**Directions for this task:**
Whenever the string "einem" turns up in a line below, that line should be copied.

**Records to process:**

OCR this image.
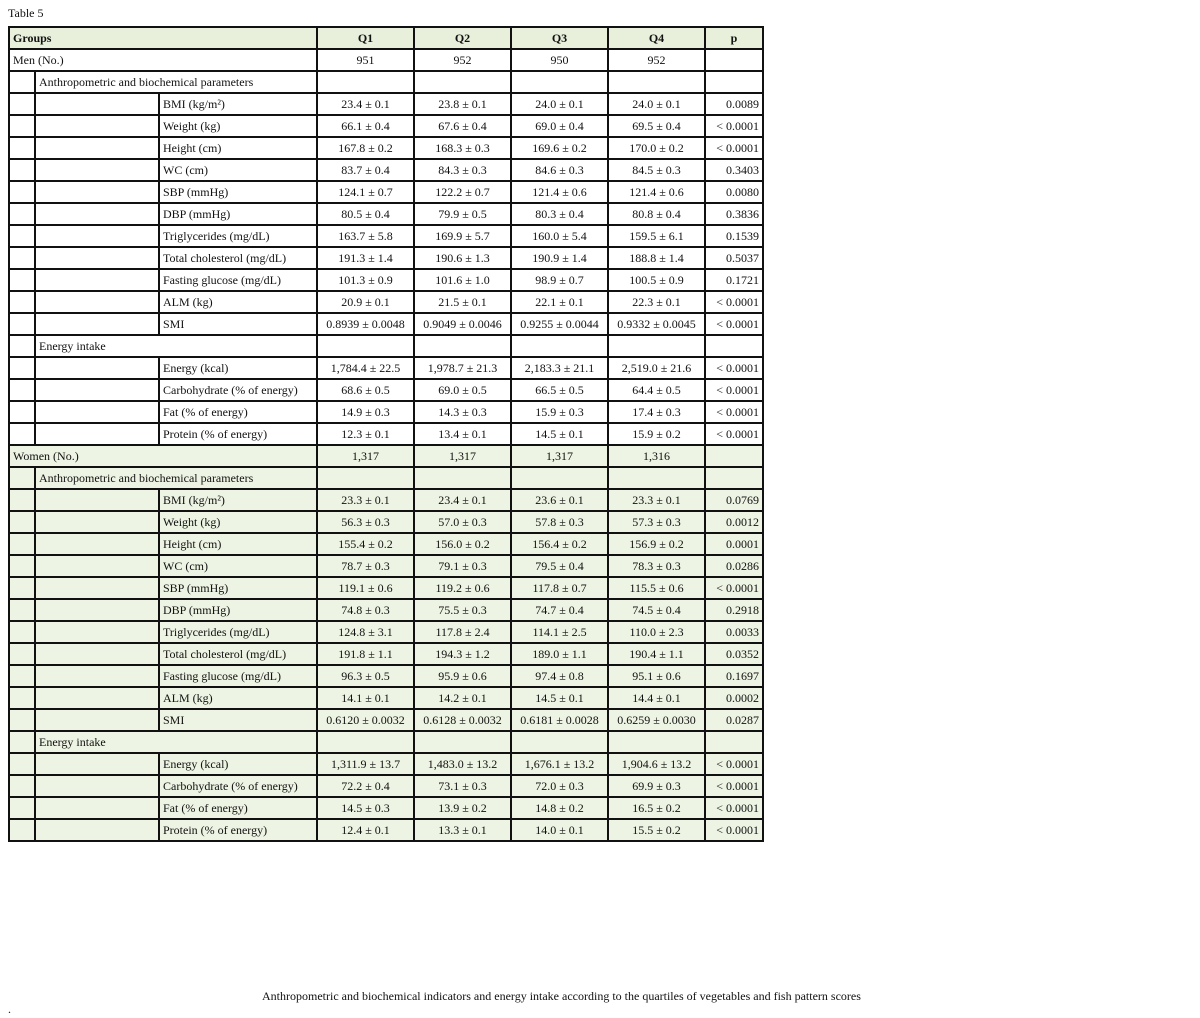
Table 5
Groups			Q1	Q2	Q3	Q4	p
Men (No.)			951	952	950	952	
	Anthropometric and biochemical parameters						
		BMI (kg/m²)	23.4 ± 0.1	23.8 ± 0.1	24.0 ± 0.1	24.0 ± 0.1	0.0089
		Weight (kg)	66.1 ± 0.4	67.6 ± 0.4	69.0 ± 0.4	69.5 ± 0.4	< 0.0001
		Height (cm)	167.8 ± 0.2	168.3 ± 0.3	169.6 ± 0.2	170.0 ± 0.2	< 0.0001
		WC (cm)	83.7 ± 0.4	84.3 ± 0.3	84.6 ± 0.3	84.5 ± 0.3	0.3403
		SBP (mmHg)	124.1 ± 0.7	122.2 ± 0.7	121.4 ± 0.6	121.4 ± 0.6	0.0080
		DBP (mmHg)	80.5 ± 0.4	79.9 ± 0.5	80.3 ± 0.4	80.8 ± 0.4	0.3836
		Triglycerides (mg/dL)	163.7 ± 5.8	169.9 ± 5.7	160.0 ± 5.4	159.5 ± 6.1	0.1539
		Total cholesterol (mg/dL)	191.3 ± 1.4	190.6 ± 1.3	190.9 ± 1.4	188.8 ± 1.4	0.5037
		Fasting glucose (mg/dL)	101.3 ± 0.9	101.6 ± 1.0	98.9 ± 0.7	100.5 ± 0.9	0.1721
		ALM (kg)	20.9 ± 0.1	21.5 ± 0.1	22.1 ± 0.1	22.3 ± 0.1	< 0.0001
		SMI	0.8939 ± 0.0048	0.9049 ± 0.0046	0.9255 ± 0.0044	0.9332 ± 0.0045	< 0.0001
	Energy intake						
		Energy (kcal)	1,784.4 ± 22.5	1,978.7 ± 21.3	2,183.3 ± 21.1	2,519.0 ± 21.6	< 0.0001
		Carbohydrate (% of energy)	68.6 ± 0.5	69.0 ± 0.5	66.5 ± 0.5	64.4 ± 0.5	< 0.0001
		Fat (% of energy)	14.9 ± 0.3	14.3 ± 0.3	15.9 ± 0.3	17.4 ± 0.3	< 0.0001
		Protein (% of energy)	12.3 ± 0.1	13.4 ± 0.1	14.5 ± 0.1	15.9 ± 0.2	< 0.0001
Women (No.)			1,317	1,317	1,317	1,316	
	Anthropometric and biochemical parameters						
		BMI (kg/m²)	23.3 ± 0.1	23.4 ± 0.1	23.6 ± 0.1	23.3 ± 0.1	0.0769
		Weight (kg)	56.3 ± 0.3	57.0 ± 0.3	57.8 ± 0.3	57.3 ± 0.3	0.0012
		Height (cm)	155.4 ± 0.2	156.0 ± 0.2	156.4 ± 0.2	156.9 ± 0.2	0.0001
		WC (cm)	78.7 ± 0.3	79.1 ± 0.3	79.5 ± 0.4	78.3 ± 0.3	0.0286
		SBP (mmHg)	119.1 ± 0.6	119.2 ± 0.6	117.8 ± 0.7	115.5 ± 0.6	< 0.0001
		DBP (mmHg)	74.8 ± 0.3	75.5 ± 0.3	74.7 ± 0.4	74.5 ± 0.4	0.2918
		Triglycerides (mg/dL)	124.8 ± 3.1	117.8 ± 2.4	114.1 ± 2.5	110.0 ± 2.3	0.0033
		Total cholesterol (mg/dL)	191.8 ± 1.1	194.3 ± 1.2	189.0 ± 1.1	190.4 ± 1.1	0.0352
		Fasting glucose (mg/dL)	96.3 ± 0.5	95.9 ± 0.6	97.4 ± 0.8	95.1 ± 0.6	0.1697
		ALM (kg)	14.1 ± 0.1	14.2 ± 0.1	14.5 ± 0.1	14.4 ± 0.1	0.0002
		SMI	0.6120 ± 0.0032	0.6128 ± 0.0032	0.6181 ± 0.0028	0.6259 ± 0.0030	0.0287
	Energy intake						
		Energy (kcal)	1,311.9 ± 13.7	1,483.0 ± 13.2	1,676.1 ± 13.2	1,904.6 ± 13.2	< 0.0001
		Carbohydrate (% of energy)	72.2 ± 0.4	73.1 ± 0.3	72.0 ± 0.3	69.9 ± 0.3	< 0.0001
		Fat (% of energy)	14.5 ± 0.3	13.9 ± 0.2	14.8 ± 0.2	16.5 ± 0.2	< 0.0001
		Protein (% of energy)	12.4 ± 0.1	13.3 ± 0.1	14.0 ± 0.1	15.5 ± 0.2	< 0.0001
Anthropometric and biochemical indicators and energy intake according to the quartiles of vegetables and fish pattern scores
.
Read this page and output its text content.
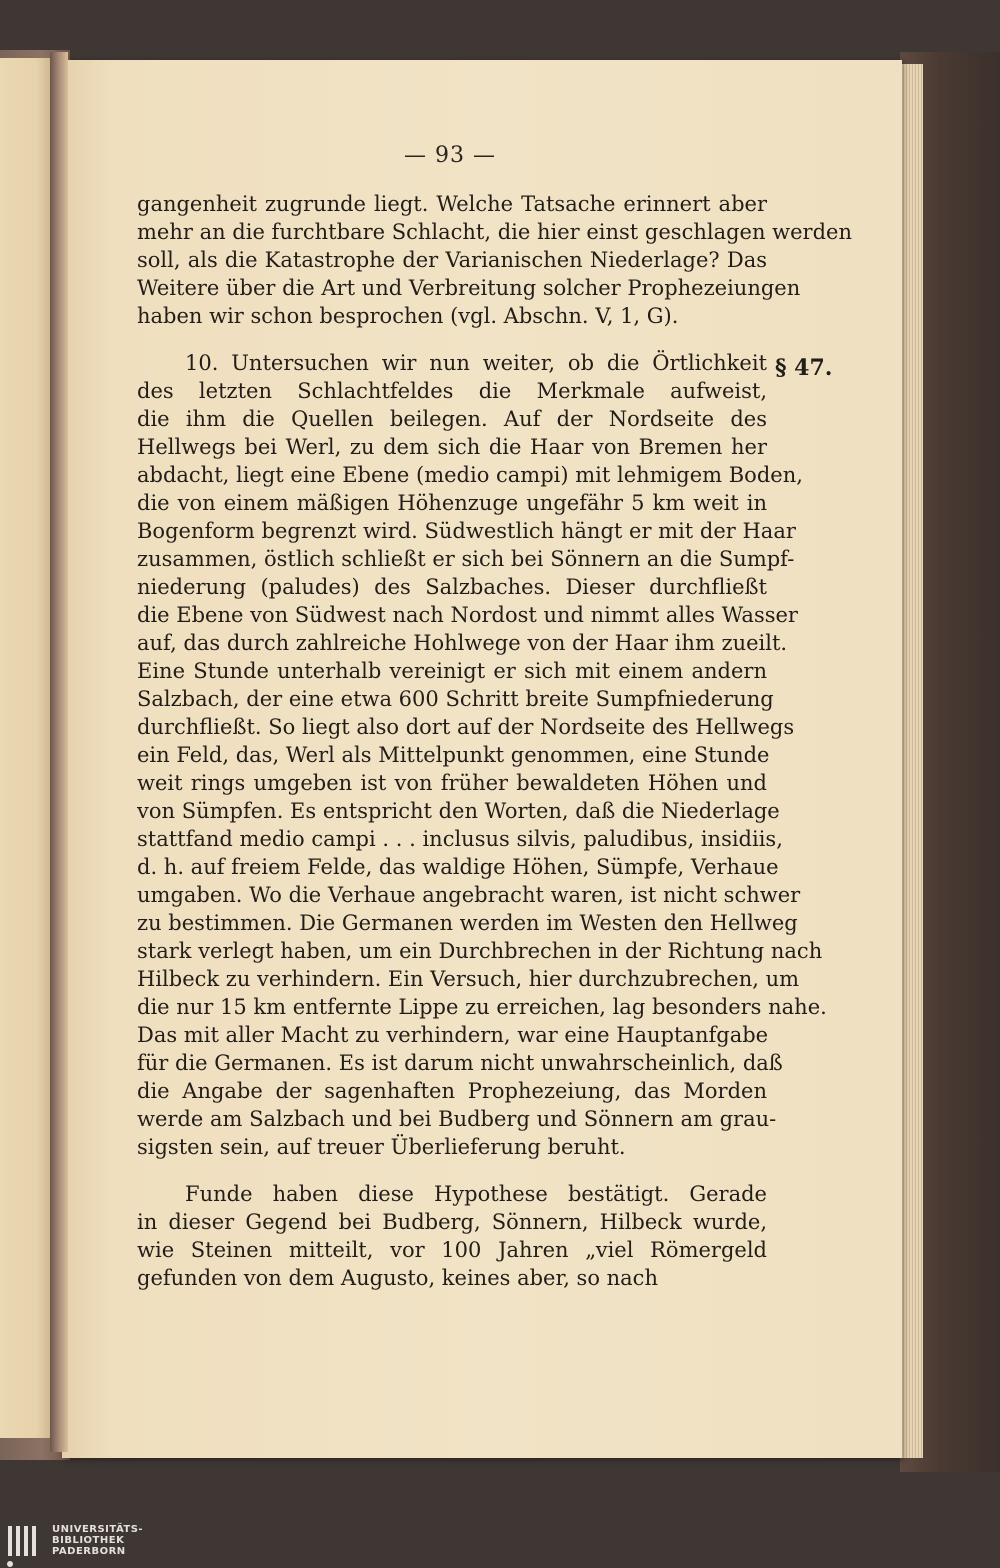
— 93 —
§ 47.
gangenheit zugrunde liegt. Welche Tatsache erinnert aber
mehr an die furchtbare Schlacht, die hier einst geschlagen werden
soll, als die Katastrophe der Varianischen Niederlage? Das
Weitere über die Art und Verbreitung solcher Prophezeiungen
haben wir schon besprochen (vgl. Abschn. V, 1, G).
10. Untersuchen wir nun weiter, ob die Örtlichkeit
des letzten Schlachtfeldes die Merkmale aufweist,
die ihm die Quellen beilegen. Auf der Nordseite des
Hellwegs bei Werl, zu dem sich die Haar von Bremen her
abdacht, liegt eine Ebene (medio campi) mit lehmigem Boden,
die von einem mäßigen Höhenzuge ungefähr 5 km weit in
Bogenform begrenzt wird. Südwestlich hängt er mit der Haar
zusammen, östlich schließt er sich bei Sönnern an die Sumpf-
niederung (paludes) des Salzbaches. Dieser durchfließt
die Ebene von Südwest nach Nordost und nimmt alles Wasser
auf, das durch zahlreiche Hohlwege von der Haar ihm zueilt.
Eine Stunde unterhalb vereinigt er sich mit einem andern
Salzbach, der eine etwa 600 Schritt breite Sumpfniederung
durchfließt. So liegt also dort auf der Nordseite des Hellwegs
ein Feld, das, Werl als Mittelpunkt genommen, eine Stunde
weit rings umgeben ist von früher bewaldeten Höhen und
von Sümpfen. Es entspricht den Worten, daß die Niederlage
stattfand medio campi . . . inclusus silvis, paludibus, insidiis,
d. h. auf freiem Felde, das waldige Höhen, Sümpfe, Verhaue
umgaben. Wo die Verhaue angebracht waren, ist nicht schwer
zu bestimmen. Die Germanen werden im Westen den Hellweg
stark verlegt haben, um ein Durchbrechen in der Richtung nach
Hilbeck zu verhindern. Ein Versuch, hier durchzubrechen, um
die nur 15 km entfernte Lippe zu erreichen, lag besonders nahe.
Das mit aller Macht zu verhindern, war eine Hauptanfgabe
für die Germanen. Es ist darum nicht unwahrscheinlich, daß
die Angabe der sagenhaften Prophezeiung, das Morden
werde am Salzbach und bei Budberg und Sönnern am grau-
sigsten sein, auf treuer Überlieferung beruht.
Funde haben diese Hypothese bestätigt. Gerade
in dieser Gegend bei Budberg, Sönnern, Hilbeck wurde,
wie Steinen mitteilt, vor 100 Jahren „viel Römergeld
gefunden von dem Augusto, keines aber, so nach
UNIVERSITÄTS-
BIBLIOTHEK
PADERBORN
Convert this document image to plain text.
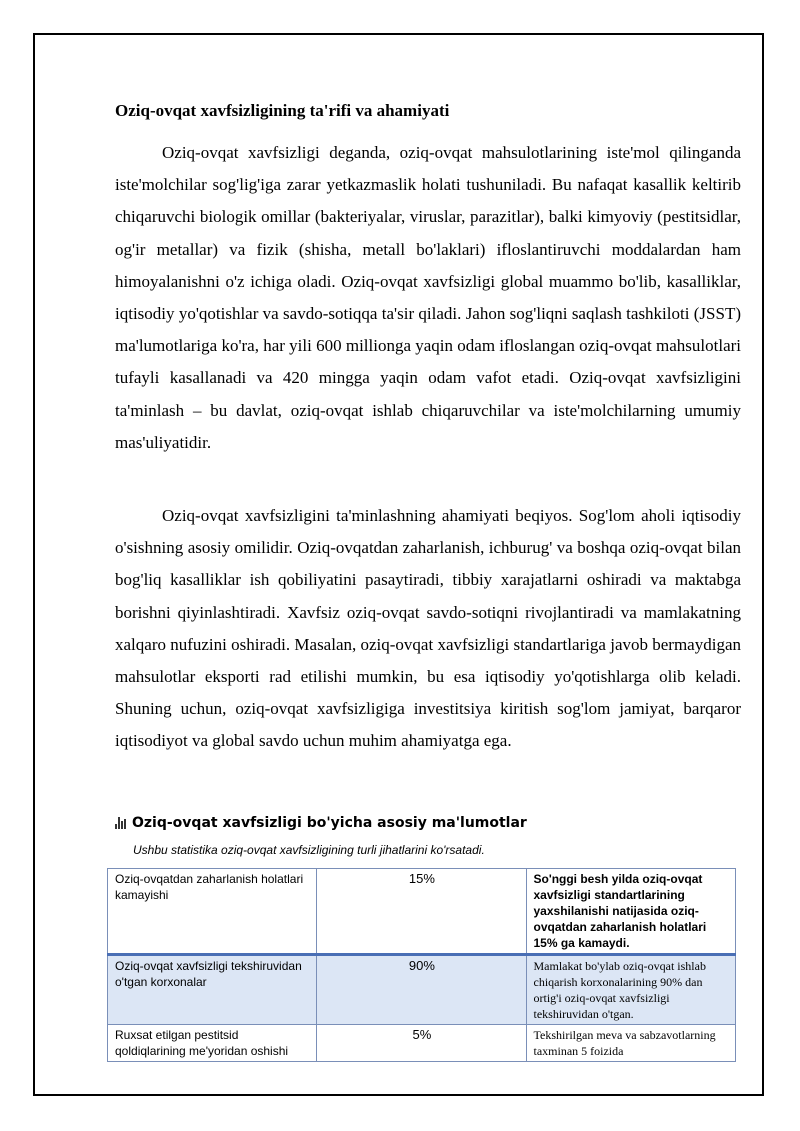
Oziq-ovqat xavfsizligining ta'rifi va ahamiyati

Oziq-ovqat xavfsizligi deganda, oziq-ovqat mahsulotlarining iste'mol qilinganda iste'molchilar sog'lig'iga zarar yetkazmaslik holati tushuniladi. Bu nafaqat kasallik keltirib chiqaruvchi biologik omillar (bakteriyalar, viruslar, parazitlar), balki kimyoviy (pestitsidlar, og'ir metallar) va fizik (shisha, metall bo'laklari) ifloslantiruvchi moddalardan ham himoyalanishni o'z ichiga oladi. Oziq-ovqat xavfsizligi global muammo bo'lib, kasalliklar, iqtisodiy yo'qotishlar va savdo-sotiqqa ta'sir qiladi. Jahon sog'liqni saqlash tashkiloti (JSST) ma'lumotlariga ko'ra, har yili 600 millionga yaqin odam ifloslangan oziq-ovqat mahsulotlari tufayli kasallanadi va 420 mingga yaqin odam vafot etadi. Oziq-ovqat xavfsizligini ta'minlash – bu davlat, oziq-ovqat ishlab chiqaruvchilar va iste'molchilarning umumiy mas'uliyatidir.

Oziq-ovqat xavfsizligini ta'minlashning ahamiyati beqiyos. Sog'lom aholi iqtisodiy o'sishning asosiy omilidir. Oziq-ovqatdan zaharlanish, ichburug' va boshqa oziq-ovqat bilan bog'liq kasalliklar ish qobiliyatini pasaytiradi, tibbiy xarajatlarni oshiradi va maktabga borishni qiyinlashtiradi. Xavfsiz oziq-ovqat savdo-sotiqni rivojlantiradi va mamlakatning xalqaro nufuzini oshiradi. Masalan, oziq-ovqat xavfsizligi standartlariga javob bermaydigan mahsulotlar eksporti rad etilishi mumkin, bu esa iqtisodiy yo'qotishlarga olib keladi. Shuning uchun, oziq-ovqat xavfsizligiga investitsiya kiritish sog'lom jamiyat, barqaror iqtisodiyot va global savdo uchun muhim ahamiyatga ega.

Oziq-ovqat xavfsizligi bo'yicha asosiy ma'lumotlar
Ushbu statistika oziq-ovqat xavfsizligining turli jihatlarini ko'rsatadi.
Oziq-ovqatdan zaharlanish holatlari kamayishi	15%	So'nggi besh yilda oziq-ovqat xavfsizligi standartlarining yaxshilanishi natijasida oziq-ovqatdan zaharlanish holatlari 15% ga kamaydi.
Oziq-ovqat xavfsizligi tekshiruvidan o'tgan korxonalar	90%	Mamlakat bo'ylab oziq-ovqat ishlab chiqarish korxonalarining 90% dan ortig'i oziq-ovqat xavfsizligi tekshiruvidan o'tgan.
Ruxsat etilgan pestitsid qoldiqlarining me'yoridan oshishi	5%	Tekshirilgan meva va sabzavotlarning taxminan 5 foizida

**Response below:**
die von einem mäßigen Höhenzuge ungefähr 5 km weit in
Eine Stunde unterhalb vereinigt er sich mit einem andern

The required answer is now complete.